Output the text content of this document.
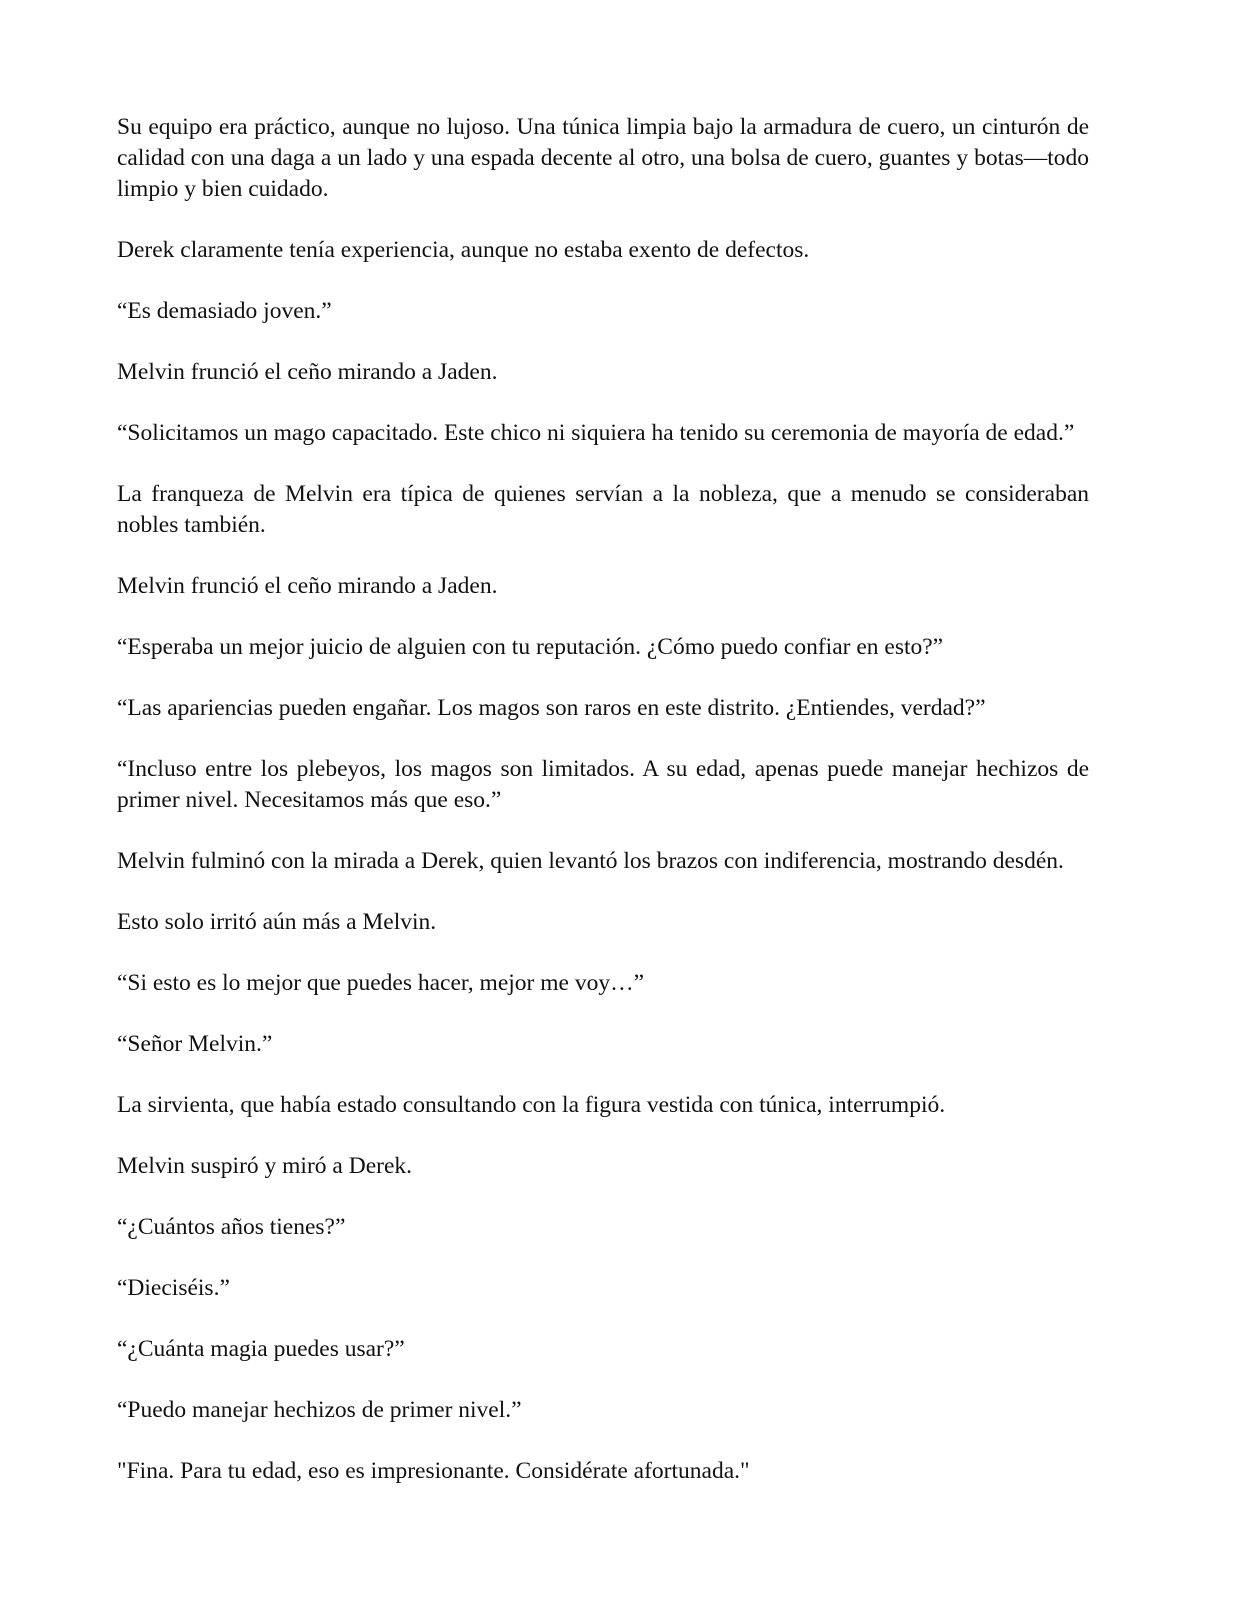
Su equipo era práctico, aunque no lujoso. Una túnica limpia bajo la armadura de cuero, un cinturón de calidad con una daga a un lado y una espada decente al otro, una bolsa de cuero, guantes y botas—todo limpio y bien cuidado.

Derek claramente tenía experiencia, aunque no estaba exento de defectos.

“Es demasiado joven.”

Melvin frunció el ceño mirando a Jaden.

“Solicitamos un mago capacitado. Este chico ni siquiera ha tenido su ceremonia de mayoría de edad.”

La franqueza de Melvin era típica de quienes servían a la nobleza, que a menudo se consideraban nobles también.

Melvin frunció el ceño mirando a Jaden.

“Esperaba un mejor juicio de alguien con tu reputación. ¿Cómo puedo confiar en esto?”

“Las apariencias pueden engañar. Los magos son raros en este distrito. ¿Entiendes, verdad?”

“Incluso entre los plebeyos, los magos son limitados. A su edad, apenas puede manejar hechizos de primer nivel. Necesitamos más que eso.”

Melvin fulminó con la mirada a Derek, quien levantó los brazos con indiferencia, mostrando desdén.

Esto solo irritó aún más a Melvin.

“Si esto es lo mejor que puedes hacer, mejor me voy…”

“Señor Melvin.”

La sirvienta, que había estado consultando con la figura vestida con túnica, interrumpió.

Melvin suspiró y miró a Derek.

“¿Cuántos años tienes?”

“Dieciséis.”

“¿Cuánta magia puedes usar?”

“Puedo manejar hechizos de primer nivel.”

"Fina. Para tu edad, eso es impresionante. Considérate afortunada."
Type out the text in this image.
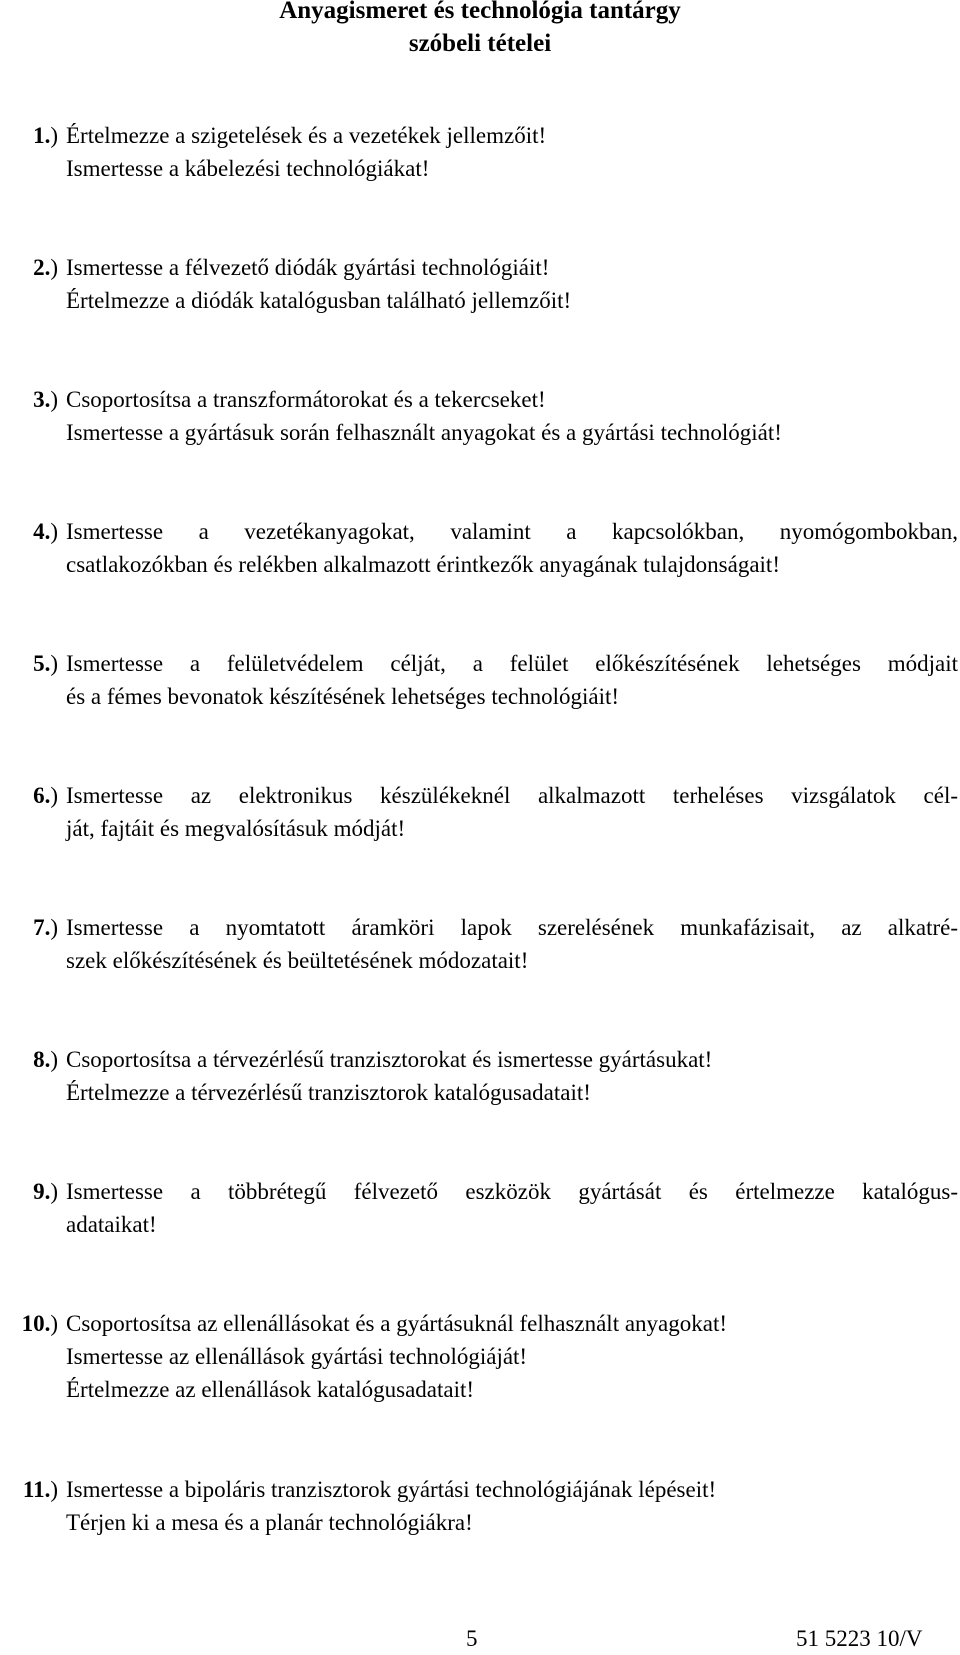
Anyagismeret és technológia tantárgy
szóbeli tételei
1.) Értelmezze a szigetelések és a vezetékek jellemzőit!
Ismertesse a kábelezési technológiákat!
2.) Ismertesse a félvezető diódák gyártási technológiáit!
Értelmezze a diódák katalógusban található jellemzőit!
3.) Csoportosítsa a transzformátorokat és a tekercseket!
Ismertesse a gyártásuk során felhasznált anyagokat és a gyártási technológiát!
4.) Ismertesse a vezetékanyagokat, valamint a kapcsolókban, nyomógombokban,
csatlakozókban és relékben alkalmazott érintkezők anyagának tulajdonságait!
5.) Ismertesse a felületvédelem célját, a felület előkészítésének lehetséges módjait
és a fémes bevonatok készítésének lehetséges technológiáit!
6.) Ismertesse az elektronikus készülékeknél alkalmazott terheléses vizsgálatok cél-
ját, fajtáit és megvalósításuk módját!
7.) Ismertesse a nyomtatott áramköri lapok szerelésének munkafázisait, az alkatré-
szek előkészítésének és beültetésének módozatait!
8.) Csoportosítsa a térvezérlésű tranzisztorokat és ismertesse gyártásukat!
Értelmezze a térvezérlésű tranzisztorok katalógusadatait!
9.) Ismertesse a többrétegű félvezető eszközök gyártását és értelmezze katalógus-
adataikat!
10.) Csoportosítsa az ellenállásokat és a gyártásuknál felhasznált anyagokat!
Ismertesse az ellenállások gyártási technológiáját!
Értelmezze az ellenállások katalógusadatait!
11.) Ismertesse a bipoláris tranzisztorok gyártási technológiájának lépéseit!
Térjen ki a mesa és a planár technológiákra!
5	51 5223 10/V
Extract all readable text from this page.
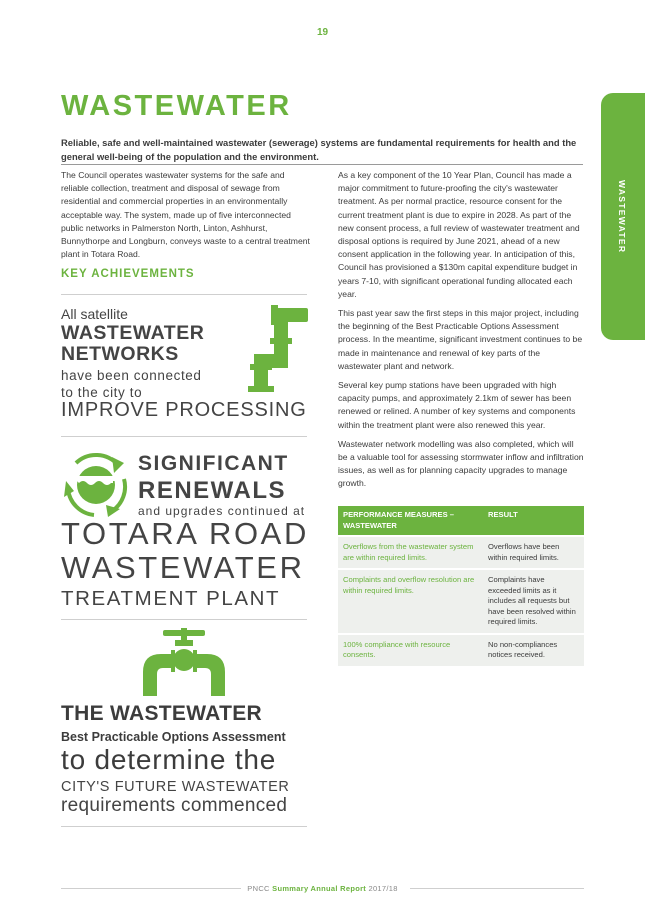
19
WASTEWATER
WASTEWATER
Reliable, safe and well-maintained wastewater (sewerage) systems are fundamental requirements for health and the general well-being of the population and the environment.
The Council operates wastewater systems for the safe and reliable collection, treatment and disposal of sewage from residential and commercial properties in an environmentally acceptable way. The system, made up of five interconnected public networks in Palmerston North, Linton, Ashhurst, Bunnythorpe and Longburn, conveys waste to a central treatment plant in Totara Road.
KEY ACHIEVEMENTS
All satellite
WASTEWATER
NETWORKS
have been connected
to the city to
IMPROVE PROCESSING
SIGNIFICANT
RENEWALS
and upgrades continued at
TOTARA ROAD
WASTEWATER
TREATMENT PLANT
THE WASTEWATER
Best Practicable Options Assessment
to determine the
CITY'S FUTURE WASTEWATER
requirements commenced

As a key component of the 10 Year Plan, Council has made a major commitment to future-proofing the city's wastewater treatment. As per normal practice, resource consent for the current treatment plant is due to expire in 2028. As part of the new consent process, a full review of wastewater treatment and disposal options is required by June 2021, ahead of a new consent application in the following year. In anticipation of this, Council has provisioned a $130m capital expenditure budget in years 7-10, with significant operational funding allocated each year.

This past year saw the first steps in this major project, including the beginning of the Best Practicable Options Assessment process. In the meantime, significant investment continues to be made in maintenance and renewal of key parts of the wastewater plant and network.

Several key pump stations have been upgraded with high capacity pumps, and approximately 2.1km of sewer has been renewed or relined. A number of key systems and components within the treatment plant were also renewed this year.

Wastewater network modelling was also completed, which will be a valuable tool for assessing stormwater inflow and infiltration issues, as well as for planning capacity upgrades to manage growth.

PERFORMANCE MEASURES – WASTEWATER	RESULT
Overflows from the wastewater system are within required limits.	Overflows have been within required limits.
Complaints and overflow resolution are within required limits.	Complaints have exceeded limits as it includes all requests but have been resolved within required limits.
100% compliance with resource consents.	No non-compliances notices received.
PNCC Summary Annual Report 2017/18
· · · ·
_Stated task_.
Pictures are to be left out; repeat all the remaining data exactly.

_Correct output_.
Output the text content of this document.
Su equipo era práctico, aunque no lujoso. Una túnica limpia bajo la armadura de cuero, un cinturón de calidad con una daga a un lado y una espada decente al otro, una bolsa de cuero, guantes y botas—todo limpio y bien cuidado.

Derek claramente tenía experiencia, aunque no estaba exento de defectos.

“Es demasiado joven.”

Melvin frunció el ceño mirando a Jaden.

“Solicitamos un mago capacitado. Este chico ni siquiera ha tenido su ceremonia de mayoría de edad.”

La franqueza de Melvin era típica de quienes servían a la nobleza, que a menudo se consideraban nobles también.

Melvin frunció el ceño mirando a Jaden.

“Esperaba un mejor juicio de alguien con tu reputación. ¿Cómo puedo confiar en esto?”

“Las apariencias pueden engañar. Los magos son raros en este distrito. ¿Entiendes, verdad?”

“Incluso entre los plebeyos, los magos son limitados. A su edad, apenas puede manejar hechizos de primer nivel. Necesitamos más que eso.”

Melvin fulminó con la mirada a Derek, quien levantó los brazos con indiferencia, mostrando desdén.

Esto solo irritó aún más a Melvin.

“Si esto es lo mejor que puedes hacer, mejor me voy…”

“Señor Melvin.”

La sirvienta, que había estado consultando con la figura vestida con túnica, interrumpió.

Melvin suspiró y miró a Derek.

“¿Cuántos años tienes?”

“Dieciséis.”

“¿Cuánta magia puedes usar?”

“Puedo manejar hechizos de primer nivel.”

"Fina. Para tu edad, eso es impresionante. Considérate afortunada."
Type out the text in this image.
Anyagismeret és technológia tantárgy
szóbeli tételei
1.) Értelmezze a szigetelések és a vezetékek jellemzőit!
Ismertesse a kábelezési technológiákat!
2.) Ismertesse a félvezető diódák gyártási technológiáit!
Értelmezze a diódák katalógusban található jellemzőit!
3.) Csoportosítsa a transzformátorokat és a tekercseket!
Ismertesse a gyártásuk során felhasznált anyagokat és a gyártási technológiát!
4.) Ismertesse a vezetékanyagokat, valamint a kapcsolókban, nyomógombokban,
csatlakozókban és relékben alkalmazott érintkezők anyagának tulajdonságait!
5.) Ismertesse a felületvédelem célját, a felület előkészítésének lehetséges módjait
és a fémes bevonatok készítésének lehetséges technológiáit!
6.) Ismertesse az elektronikus készülékeknél alkalmazott terheléses vizsgálatok cél-
ját, fajtáit és megvalósításuk módját!
7.) Ismertesse a nyomtatott áramköri lapok szerelésének munkafázisait, az alkatré-
szek előkészítésének és beültetésének módozatait!
8.) Csoportosítsa a térvezérlésű tranzisztorokat és ismertesse gyártásukat!
Értelmezze a térvezérlésű tranzisztorok katalógusadatait!
9.) Ismertesse a többrétegű félvezető eszközök gyártását és értelmezze katalógus-
adataikat!
10.) Csoportosítsa az ellenállásokat és a gyártásuknál felhasznált anyagokat!
Ismertesse az ellenállások gyártási technológiáját!
Értelmezze az ellenállások katalógusadatait!
11.) Ismertesse a bipoláris tranzisztorok gyártási technológiájának lépéseit!
Térjen ki a mesa és a planár technológiákra!
5	51 5223 10/V
Extract all readable text from this page.
19
WASTEWATER
WASTEWATER
Reliable, safe and well-maintained wastewater (sewerage) systems are fundamental requirements for health and the general well-being of the population and the environment.
The Council operates wastewater systems for the safe and reliable collection, treatment and disposal of sewage from residential and commercial properties in an environmentally acceptable way. The system, made up of five interconnected public networks in Palmerston North, Linton, Ashhurst, Bunnythorpe and Longburn, conveys waste to a central treatment plant in Totara Road.
KEY ACHIEVEMENTS
All satellite
WASTEWATER
NETWORKS
have been connected
to the city to
IMPROVE PROCESSING
SIGNIFICANT
RENEWALS
and upgrades continued at
TOTARA ROAD
WASTEWATER
TREATMENT PLANT
THE WASTEWATER
Best Practicable Options Assessment
to determine the
CITY'S FUTURE WASTEWATER
requirements commenced

As a key component of the 10 Year Plan, Council has made a major commitment to future-proofing the city's wastewater treatment. As per normal practice, resource consent for the current treatment plant is due to expire in 2028. As part of the new consent process, a full review of wastewater treatment and disposal options is required by June 2021, ahead of a new consent application in the following year. In anticipation of this, Council has provisioned a $130m capital expenditure budget in years 7-10, with significant operational funding allocated each year.

This past year saw the first steps in this major project, including the beginning of the Best Practicable Options Assessment process. In the meantime, significant investment continues to be made in maintenance and renewal of key parts of the wastewater plant and network.

Several key pump stations have been upgraded with high capacity pumps, and approximately 2.1km of sewer has been renewed or relined. A number of key systems and components within the treatment plant were also renewed this year.

Wastewater network modelling was also completed, which will be a valuable tool for assessing stormwater inflow and infiltration issues, as well as for planning capacity upgrades to manage growth.

PERFORMANCE MEASURES – WASTEWATER	RESULT
Overflows from the wastewater system are within required limits.	Overflows have been within required limits.
Complaints and overflow resolution are within required limits.	Complaints have exceeded limits as it includes all requests but have been resolved within required limits.
100% compliance with resource consents.	No non-compliances notices received.
PNCC Summary Annual Report 2017/18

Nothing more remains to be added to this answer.